● **THE EXERCISE**
Pull each line holding the word "xlabel" from the data.

== RECORDS FOR PROCESSING

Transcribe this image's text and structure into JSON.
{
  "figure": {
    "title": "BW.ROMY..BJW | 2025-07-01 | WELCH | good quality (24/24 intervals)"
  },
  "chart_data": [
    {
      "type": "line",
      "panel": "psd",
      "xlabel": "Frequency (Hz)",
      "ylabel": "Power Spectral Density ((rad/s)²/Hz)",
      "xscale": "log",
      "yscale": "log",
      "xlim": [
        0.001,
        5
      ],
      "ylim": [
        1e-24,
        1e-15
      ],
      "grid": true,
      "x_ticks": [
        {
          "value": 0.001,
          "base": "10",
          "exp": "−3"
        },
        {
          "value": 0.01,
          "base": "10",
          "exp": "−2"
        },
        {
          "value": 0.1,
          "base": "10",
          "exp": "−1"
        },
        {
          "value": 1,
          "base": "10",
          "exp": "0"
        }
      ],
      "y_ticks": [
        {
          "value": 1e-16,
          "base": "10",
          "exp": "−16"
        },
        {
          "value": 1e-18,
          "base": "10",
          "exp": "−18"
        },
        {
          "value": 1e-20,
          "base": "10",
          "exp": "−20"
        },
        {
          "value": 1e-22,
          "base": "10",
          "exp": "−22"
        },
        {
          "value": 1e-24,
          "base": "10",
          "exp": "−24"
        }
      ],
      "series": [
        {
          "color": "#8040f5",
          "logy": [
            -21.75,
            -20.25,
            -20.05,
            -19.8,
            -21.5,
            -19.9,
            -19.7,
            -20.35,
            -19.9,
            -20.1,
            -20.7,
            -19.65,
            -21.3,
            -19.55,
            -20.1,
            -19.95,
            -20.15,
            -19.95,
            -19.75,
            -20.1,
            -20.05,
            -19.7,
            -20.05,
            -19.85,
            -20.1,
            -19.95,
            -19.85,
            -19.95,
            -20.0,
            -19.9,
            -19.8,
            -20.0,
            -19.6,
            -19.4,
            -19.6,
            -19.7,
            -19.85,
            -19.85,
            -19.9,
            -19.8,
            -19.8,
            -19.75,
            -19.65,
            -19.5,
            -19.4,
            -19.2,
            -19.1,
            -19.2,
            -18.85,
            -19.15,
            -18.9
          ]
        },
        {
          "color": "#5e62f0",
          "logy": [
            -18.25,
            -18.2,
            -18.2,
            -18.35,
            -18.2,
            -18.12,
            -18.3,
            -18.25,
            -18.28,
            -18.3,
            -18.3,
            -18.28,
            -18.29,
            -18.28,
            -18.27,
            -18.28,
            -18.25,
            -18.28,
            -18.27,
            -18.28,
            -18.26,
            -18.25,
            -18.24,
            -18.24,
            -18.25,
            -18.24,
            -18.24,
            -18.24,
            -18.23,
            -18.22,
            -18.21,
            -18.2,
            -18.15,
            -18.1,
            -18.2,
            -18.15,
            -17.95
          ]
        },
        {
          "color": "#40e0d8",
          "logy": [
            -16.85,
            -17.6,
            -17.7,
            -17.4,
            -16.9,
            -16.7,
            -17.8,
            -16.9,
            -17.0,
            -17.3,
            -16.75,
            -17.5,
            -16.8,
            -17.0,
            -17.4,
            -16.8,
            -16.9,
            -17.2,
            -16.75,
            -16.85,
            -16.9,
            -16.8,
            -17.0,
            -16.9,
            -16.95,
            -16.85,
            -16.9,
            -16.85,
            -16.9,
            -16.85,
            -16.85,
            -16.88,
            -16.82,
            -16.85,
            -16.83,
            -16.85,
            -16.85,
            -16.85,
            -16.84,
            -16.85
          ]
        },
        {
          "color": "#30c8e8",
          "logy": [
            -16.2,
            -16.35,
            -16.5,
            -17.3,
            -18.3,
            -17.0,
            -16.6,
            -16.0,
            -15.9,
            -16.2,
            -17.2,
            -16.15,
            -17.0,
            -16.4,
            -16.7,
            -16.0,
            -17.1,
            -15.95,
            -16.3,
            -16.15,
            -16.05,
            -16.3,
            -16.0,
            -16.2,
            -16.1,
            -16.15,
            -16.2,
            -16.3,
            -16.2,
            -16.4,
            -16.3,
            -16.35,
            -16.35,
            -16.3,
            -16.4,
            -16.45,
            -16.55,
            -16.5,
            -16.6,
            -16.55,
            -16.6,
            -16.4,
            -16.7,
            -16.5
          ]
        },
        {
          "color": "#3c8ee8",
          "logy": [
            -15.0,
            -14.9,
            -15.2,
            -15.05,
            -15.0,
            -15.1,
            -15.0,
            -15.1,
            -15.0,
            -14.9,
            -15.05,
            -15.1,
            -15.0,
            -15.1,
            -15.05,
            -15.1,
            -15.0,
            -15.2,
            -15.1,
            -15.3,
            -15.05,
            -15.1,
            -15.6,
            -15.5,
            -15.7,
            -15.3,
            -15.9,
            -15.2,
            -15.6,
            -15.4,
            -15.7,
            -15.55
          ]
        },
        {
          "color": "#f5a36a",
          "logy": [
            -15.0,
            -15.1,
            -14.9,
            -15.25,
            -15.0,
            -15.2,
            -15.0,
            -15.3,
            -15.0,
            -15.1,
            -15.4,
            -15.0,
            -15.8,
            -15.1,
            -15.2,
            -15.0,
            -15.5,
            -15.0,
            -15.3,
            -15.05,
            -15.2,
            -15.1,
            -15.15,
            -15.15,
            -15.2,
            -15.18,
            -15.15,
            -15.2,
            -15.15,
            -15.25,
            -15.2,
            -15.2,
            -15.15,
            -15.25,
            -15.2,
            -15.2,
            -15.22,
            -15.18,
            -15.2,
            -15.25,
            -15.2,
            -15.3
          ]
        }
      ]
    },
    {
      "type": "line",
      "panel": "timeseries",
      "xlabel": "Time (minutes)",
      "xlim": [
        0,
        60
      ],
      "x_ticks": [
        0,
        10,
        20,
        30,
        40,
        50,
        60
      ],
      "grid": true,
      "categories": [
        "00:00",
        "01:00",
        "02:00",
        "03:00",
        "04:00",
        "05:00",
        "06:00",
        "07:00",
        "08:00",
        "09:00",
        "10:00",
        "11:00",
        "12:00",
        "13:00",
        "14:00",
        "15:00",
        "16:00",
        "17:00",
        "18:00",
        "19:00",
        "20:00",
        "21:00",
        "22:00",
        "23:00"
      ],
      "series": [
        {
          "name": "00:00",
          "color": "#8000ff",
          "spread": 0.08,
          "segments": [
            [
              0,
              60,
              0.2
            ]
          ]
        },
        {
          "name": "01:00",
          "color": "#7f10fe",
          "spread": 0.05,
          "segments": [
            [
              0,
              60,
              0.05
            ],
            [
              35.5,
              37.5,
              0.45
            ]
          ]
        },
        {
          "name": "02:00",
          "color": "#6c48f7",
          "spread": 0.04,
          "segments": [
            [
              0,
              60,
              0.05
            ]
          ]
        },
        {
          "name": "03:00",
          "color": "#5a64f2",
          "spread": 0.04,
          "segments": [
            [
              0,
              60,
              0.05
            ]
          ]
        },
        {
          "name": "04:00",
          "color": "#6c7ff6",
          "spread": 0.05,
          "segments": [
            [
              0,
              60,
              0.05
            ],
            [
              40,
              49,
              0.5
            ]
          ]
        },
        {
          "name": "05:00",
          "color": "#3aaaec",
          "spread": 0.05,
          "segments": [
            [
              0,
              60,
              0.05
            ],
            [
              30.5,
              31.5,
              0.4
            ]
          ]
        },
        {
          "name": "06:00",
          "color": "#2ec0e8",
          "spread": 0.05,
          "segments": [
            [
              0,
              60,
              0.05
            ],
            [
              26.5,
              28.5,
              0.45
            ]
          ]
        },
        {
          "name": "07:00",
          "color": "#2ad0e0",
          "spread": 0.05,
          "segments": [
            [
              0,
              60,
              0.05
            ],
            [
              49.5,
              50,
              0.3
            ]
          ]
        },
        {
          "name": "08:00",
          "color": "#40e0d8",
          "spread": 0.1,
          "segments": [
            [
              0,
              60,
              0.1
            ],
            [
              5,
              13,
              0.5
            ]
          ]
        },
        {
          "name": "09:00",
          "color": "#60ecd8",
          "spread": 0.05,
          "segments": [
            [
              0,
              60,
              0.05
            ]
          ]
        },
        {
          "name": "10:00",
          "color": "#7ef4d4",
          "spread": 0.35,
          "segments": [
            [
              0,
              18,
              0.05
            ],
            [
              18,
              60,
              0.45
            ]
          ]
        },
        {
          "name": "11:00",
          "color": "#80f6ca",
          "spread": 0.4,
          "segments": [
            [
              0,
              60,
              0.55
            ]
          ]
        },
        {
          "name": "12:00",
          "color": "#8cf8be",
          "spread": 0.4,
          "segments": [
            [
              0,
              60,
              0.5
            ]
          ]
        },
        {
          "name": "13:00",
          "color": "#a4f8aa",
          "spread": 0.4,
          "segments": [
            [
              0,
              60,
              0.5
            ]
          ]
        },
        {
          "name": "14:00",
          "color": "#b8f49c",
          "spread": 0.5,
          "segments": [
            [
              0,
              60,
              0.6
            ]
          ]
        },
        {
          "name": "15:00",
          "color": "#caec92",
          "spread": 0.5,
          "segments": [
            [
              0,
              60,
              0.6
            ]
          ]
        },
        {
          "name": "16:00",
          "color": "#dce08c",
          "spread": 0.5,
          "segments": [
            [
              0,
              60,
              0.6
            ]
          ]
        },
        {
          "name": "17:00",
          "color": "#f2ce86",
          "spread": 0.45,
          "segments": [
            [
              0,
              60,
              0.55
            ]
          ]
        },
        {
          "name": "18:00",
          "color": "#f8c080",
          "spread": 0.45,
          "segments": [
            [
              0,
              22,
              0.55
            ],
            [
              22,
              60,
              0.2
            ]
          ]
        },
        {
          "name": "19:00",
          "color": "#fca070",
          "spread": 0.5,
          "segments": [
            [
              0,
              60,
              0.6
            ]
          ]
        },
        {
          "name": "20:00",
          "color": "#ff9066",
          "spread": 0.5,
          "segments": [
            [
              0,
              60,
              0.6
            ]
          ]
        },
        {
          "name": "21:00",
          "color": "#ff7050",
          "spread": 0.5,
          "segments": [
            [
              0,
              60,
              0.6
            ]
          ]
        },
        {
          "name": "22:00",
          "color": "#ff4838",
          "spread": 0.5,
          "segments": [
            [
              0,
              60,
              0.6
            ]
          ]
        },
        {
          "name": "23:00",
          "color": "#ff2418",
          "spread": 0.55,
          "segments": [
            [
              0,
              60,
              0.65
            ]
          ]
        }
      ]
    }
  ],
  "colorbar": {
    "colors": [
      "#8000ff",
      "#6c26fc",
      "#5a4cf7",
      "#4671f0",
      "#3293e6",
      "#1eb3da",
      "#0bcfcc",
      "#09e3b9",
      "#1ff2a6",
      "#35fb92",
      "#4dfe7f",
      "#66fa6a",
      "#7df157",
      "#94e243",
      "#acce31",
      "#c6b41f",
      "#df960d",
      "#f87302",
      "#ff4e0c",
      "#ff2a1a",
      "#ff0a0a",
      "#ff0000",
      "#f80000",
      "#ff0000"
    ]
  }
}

====

● **TASK ANSWER**
      "xlabel": "Frequency (Hz)",
      "xlabel": "Time (minutes)",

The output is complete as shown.